• EXERCISE DIRECTIONS
Can you find the lines of the listing that include "SEALER" and copy every one?

• EXERCISE INPUTS
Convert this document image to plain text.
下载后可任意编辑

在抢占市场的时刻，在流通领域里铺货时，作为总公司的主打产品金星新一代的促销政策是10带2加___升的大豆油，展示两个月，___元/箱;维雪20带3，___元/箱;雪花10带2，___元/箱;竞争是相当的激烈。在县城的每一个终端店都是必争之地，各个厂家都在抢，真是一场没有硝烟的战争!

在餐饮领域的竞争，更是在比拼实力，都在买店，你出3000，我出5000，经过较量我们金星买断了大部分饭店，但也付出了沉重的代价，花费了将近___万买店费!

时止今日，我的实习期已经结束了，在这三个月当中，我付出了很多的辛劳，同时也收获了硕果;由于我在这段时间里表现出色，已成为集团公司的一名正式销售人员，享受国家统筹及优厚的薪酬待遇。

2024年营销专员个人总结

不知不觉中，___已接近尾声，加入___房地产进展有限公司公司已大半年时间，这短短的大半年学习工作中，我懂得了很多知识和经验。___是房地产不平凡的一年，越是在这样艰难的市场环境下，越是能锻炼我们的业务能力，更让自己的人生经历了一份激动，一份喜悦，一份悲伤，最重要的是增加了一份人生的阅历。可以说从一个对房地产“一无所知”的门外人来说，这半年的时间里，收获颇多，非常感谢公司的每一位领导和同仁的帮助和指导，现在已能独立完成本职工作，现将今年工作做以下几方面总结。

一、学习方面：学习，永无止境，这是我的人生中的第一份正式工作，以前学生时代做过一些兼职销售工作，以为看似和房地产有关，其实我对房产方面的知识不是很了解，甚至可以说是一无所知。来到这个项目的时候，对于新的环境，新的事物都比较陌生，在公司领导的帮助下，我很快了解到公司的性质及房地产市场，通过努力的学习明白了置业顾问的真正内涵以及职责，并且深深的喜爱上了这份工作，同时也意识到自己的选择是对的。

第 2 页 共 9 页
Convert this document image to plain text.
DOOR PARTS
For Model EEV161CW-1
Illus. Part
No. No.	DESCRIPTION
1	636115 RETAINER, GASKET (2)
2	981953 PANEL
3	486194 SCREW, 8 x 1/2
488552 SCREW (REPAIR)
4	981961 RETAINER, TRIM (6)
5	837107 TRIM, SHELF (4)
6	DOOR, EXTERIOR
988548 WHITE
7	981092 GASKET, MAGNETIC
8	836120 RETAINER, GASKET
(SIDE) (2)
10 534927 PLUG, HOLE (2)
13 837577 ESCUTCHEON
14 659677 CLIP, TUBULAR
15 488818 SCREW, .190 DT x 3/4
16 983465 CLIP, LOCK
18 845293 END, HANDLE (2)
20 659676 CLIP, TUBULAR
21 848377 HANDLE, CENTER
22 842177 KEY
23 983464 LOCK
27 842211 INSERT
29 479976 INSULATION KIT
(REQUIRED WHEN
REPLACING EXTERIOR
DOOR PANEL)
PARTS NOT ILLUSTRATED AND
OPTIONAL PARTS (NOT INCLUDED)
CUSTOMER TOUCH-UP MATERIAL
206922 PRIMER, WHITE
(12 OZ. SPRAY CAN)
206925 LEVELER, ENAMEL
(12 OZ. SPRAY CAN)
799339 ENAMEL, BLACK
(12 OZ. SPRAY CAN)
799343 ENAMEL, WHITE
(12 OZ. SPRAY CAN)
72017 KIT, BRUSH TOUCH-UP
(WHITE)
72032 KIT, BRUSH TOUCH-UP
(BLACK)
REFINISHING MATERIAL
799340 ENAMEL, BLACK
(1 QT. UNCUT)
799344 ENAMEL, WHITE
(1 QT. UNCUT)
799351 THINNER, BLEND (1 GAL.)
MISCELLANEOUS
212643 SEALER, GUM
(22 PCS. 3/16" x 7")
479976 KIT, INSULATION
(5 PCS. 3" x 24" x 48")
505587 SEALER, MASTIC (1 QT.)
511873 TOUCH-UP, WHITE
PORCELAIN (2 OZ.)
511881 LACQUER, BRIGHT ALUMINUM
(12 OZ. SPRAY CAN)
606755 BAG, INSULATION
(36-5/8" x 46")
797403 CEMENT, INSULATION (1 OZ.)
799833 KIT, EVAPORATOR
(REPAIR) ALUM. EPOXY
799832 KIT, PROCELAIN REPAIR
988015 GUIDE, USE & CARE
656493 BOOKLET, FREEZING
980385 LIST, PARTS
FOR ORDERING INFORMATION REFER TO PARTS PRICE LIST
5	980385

• WRITTEN RESPONSE
212643 SEALER, GUM
505587 SEALER, MASTIC (1 QT.)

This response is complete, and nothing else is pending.